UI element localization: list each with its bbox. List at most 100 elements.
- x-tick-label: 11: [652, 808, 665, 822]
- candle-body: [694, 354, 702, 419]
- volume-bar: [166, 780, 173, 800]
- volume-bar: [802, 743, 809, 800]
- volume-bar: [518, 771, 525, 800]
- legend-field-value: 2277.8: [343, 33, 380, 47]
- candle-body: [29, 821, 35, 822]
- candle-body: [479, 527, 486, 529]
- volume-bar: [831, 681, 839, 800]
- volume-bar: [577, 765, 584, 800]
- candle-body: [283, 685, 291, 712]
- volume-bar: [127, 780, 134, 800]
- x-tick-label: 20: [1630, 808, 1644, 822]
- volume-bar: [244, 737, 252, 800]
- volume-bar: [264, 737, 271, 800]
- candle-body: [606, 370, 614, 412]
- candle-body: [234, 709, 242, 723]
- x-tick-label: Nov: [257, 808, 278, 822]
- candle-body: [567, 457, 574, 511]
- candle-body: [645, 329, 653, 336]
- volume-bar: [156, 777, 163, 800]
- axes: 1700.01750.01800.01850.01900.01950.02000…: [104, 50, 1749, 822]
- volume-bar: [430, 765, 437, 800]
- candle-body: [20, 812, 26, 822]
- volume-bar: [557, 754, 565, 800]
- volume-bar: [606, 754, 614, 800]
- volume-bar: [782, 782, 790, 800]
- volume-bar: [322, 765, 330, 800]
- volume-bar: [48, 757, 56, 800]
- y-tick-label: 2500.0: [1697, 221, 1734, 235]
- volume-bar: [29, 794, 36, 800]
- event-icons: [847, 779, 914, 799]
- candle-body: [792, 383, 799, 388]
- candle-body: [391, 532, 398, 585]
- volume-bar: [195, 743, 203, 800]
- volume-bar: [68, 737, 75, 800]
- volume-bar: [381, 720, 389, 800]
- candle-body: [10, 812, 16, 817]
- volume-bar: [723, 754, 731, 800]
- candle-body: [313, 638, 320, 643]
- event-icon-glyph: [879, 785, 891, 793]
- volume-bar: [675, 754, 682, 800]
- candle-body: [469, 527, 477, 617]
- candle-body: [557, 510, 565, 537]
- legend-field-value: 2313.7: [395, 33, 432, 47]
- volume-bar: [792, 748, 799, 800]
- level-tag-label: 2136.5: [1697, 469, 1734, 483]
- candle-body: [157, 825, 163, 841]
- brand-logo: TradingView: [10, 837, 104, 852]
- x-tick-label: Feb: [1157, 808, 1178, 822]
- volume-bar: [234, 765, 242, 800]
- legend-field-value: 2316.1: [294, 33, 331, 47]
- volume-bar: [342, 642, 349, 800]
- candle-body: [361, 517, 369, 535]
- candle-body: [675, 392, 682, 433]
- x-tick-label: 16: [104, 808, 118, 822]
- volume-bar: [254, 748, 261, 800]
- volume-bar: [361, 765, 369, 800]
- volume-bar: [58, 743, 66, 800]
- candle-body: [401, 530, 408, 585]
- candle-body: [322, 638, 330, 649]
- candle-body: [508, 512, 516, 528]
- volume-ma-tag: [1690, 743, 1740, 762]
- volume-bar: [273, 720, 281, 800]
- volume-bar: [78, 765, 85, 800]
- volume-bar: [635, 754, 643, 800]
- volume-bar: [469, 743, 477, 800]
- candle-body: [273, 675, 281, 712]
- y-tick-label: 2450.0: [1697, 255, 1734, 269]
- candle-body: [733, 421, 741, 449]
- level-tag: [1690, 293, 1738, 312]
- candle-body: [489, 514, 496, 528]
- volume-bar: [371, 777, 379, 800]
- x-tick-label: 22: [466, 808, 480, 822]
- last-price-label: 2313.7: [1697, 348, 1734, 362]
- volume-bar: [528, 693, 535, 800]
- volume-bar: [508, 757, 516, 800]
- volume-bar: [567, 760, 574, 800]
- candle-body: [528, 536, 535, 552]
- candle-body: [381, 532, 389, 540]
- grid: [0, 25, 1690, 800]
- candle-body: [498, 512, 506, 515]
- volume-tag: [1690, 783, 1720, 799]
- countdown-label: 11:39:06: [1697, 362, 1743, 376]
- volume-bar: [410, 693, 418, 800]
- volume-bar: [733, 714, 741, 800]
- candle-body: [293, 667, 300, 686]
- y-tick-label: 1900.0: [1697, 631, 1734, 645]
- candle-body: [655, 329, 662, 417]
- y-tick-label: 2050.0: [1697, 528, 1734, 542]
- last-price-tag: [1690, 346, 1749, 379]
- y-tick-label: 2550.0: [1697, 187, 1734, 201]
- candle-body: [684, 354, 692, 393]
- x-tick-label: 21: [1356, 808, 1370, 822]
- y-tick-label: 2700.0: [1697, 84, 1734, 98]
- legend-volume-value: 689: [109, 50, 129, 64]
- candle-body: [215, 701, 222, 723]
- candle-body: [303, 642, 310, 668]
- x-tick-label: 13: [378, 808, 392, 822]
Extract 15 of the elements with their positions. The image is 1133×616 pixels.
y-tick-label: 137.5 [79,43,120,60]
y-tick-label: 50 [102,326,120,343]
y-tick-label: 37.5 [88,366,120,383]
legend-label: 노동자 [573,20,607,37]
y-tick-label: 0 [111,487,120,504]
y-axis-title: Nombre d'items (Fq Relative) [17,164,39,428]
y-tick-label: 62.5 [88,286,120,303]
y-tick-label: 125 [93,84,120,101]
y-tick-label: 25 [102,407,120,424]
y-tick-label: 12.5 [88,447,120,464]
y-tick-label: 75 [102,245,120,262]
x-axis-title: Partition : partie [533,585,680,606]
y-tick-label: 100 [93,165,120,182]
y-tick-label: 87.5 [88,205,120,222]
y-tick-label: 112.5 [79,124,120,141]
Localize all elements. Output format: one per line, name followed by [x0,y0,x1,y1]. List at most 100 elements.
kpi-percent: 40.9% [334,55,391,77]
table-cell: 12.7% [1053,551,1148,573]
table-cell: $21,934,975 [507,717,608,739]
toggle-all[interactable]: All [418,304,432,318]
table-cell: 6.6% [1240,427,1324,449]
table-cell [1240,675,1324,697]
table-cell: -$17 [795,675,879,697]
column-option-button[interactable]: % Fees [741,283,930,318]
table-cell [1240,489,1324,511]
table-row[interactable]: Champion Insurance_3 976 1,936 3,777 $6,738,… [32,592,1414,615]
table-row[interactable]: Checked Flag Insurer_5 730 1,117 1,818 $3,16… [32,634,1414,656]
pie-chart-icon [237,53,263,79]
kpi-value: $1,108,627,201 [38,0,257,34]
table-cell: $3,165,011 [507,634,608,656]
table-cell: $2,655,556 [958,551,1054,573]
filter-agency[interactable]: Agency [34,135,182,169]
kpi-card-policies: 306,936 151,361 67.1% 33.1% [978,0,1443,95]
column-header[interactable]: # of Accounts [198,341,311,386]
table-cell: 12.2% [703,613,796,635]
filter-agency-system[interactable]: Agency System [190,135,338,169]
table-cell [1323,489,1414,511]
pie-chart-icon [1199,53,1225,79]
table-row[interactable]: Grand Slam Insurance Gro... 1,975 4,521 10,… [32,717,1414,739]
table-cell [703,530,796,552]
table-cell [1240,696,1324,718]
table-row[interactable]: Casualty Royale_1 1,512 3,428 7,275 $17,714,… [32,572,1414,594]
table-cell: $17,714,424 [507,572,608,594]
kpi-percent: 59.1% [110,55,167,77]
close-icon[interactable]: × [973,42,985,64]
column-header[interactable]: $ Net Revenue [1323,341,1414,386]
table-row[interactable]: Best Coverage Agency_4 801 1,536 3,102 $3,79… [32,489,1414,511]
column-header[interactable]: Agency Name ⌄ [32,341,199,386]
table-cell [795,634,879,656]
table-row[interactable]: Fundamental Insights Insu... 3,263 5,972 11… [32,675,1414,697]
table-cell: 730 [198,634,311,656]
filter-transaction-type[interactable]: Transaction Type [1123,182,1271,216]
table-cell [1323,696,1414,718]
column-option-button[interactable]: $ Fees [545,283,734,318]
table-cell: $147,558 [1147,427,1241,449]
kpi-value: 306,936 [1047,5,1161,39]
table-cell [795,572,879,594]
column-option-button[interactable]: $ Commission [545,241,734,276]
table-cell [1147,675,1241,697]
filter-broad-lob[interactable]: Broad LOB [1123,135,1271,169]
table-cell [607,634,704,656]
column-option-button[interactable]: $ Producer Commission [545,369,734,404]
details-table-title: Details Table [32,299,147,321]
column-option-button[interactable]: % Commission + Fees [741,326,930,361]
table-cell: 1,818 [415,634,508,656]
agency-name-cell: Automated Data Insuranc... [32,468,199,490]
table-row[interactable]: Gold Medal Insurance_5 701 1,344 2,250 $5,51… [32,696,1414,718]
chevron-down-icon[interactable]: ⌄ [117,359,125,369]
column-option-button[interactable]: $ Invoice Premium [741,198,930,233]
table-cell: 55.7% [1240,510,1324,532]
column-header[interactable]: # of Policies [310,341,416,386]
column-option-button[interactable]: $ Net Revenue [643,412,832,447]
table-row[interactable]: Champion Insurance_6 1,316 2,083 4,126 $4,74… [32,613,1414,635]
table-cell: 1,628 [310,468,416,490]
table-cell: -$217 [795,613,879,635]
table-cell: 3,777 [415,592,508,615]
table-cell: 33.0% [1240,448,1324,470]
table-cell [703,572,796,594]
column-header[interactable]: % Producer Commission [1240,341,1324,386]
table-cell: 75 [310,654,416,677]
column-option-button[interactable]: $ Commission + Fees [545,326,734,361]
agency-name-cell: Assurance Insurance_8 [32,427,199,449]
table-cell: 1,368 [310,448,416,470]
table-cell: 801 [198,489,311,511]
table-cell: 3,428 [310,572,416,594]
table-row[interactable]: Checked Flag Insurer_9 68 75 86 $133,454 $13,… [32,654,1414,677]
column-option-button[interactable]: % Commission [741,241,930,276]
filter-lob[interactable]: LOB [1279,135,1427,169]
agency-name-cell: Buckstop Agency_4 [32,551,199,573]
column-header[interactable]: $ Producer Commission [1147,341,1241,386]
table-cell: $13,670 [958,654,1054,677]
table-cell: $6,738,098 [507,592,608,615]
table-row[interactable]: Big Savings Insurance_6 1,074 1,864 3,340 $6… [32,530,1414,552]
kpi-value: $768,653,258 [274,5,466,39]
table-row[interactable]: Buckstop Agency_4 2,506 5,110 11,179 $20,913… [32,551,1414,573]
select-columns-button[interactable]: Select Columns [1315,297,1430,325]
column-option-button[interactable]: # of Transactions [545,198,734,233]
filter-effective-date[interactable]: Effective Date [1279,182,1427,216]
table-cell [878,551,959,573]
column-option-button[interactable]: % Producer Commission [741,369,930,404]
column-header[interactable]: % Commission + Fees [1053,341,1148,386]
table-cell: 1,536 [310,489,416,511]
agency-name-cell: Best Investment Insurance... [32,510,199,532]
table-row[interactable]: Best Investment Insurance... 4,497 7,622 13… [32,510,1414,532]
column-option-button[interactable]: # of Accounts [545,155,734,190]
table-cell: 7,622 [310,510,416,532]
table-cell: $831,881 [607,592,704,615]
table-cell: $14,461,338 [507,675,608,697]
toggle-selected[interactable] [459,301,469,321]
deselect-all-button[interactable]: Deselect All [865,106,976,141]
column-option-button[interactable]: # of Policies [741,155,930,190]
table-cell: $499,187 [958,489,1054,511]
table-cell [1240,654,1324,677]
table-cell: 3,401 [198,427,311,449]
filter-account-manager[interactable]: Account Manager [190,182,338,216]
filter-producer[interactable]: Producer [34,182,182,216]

Stated problem:
Update the items from the start through the line containing "- volume-bar: [48, 757, 56, 800]", replacing "candle-body" with "candlestick-body" and leaving everything else as it is.

Response to this exercise:
UI element localization: list each with its bbox. List at most 100 elements.
- x-tick-label: 11: [652, 808, 665, 822]
- candlestick-body: [694, 354, 702, 419]
- volume-bar: [166, 780, 173, 800]
- volume-bar: [802, 743, 809, 800]
- volume-bar: [518, 771, 525, 800]
- legend-field-value: 2277.8: [343, 33, 380, 47]
- candlestick-body: [29, 821, 35, 822]
- candlestick-body: [479, 527, 486, 529]
- volume-bar: [831, 681, 839, 800]
- volume-bar: [577, 765, 584, 800]
- candlestick-body: [283, 685, 291, 712]
- volume-bar: [127, 780, 134, 800]
- x-tick-label: 20: [1630, 808, 1644, 822]
- volume-bar: [244, 737, 252, 800]
- volume-bar: [264, 737, 271, 800]
- candlestick-body: [606, 370, 614, 412]
- candlestick-body: [234, 709, 242, 723]
- x-tick-label: Nov: [257, 808, 278, 822]
- candlestick-body: [567, 457, 574, 511]
- candlestick-body: [645, 329, 653, 336]
- volume-bar: [156, 777, 163, 800]
- axes: 1700.01750.01800.01850.01900.01950.02000…: [104, 50, 1749, 822]
- volume-bar: [430, 765, 437, 800]
- candlestick-body: [20, 812, 26, 822]
- volume-bar: [557, 754, 565, 800]
- volume-bar: [606, 754, 614, 800]
- volume-bar: [782, 782, 790, 800]
- volume-bar: [322, 765, 330, 800]
- volume-bar: [48, 757, 56, 800]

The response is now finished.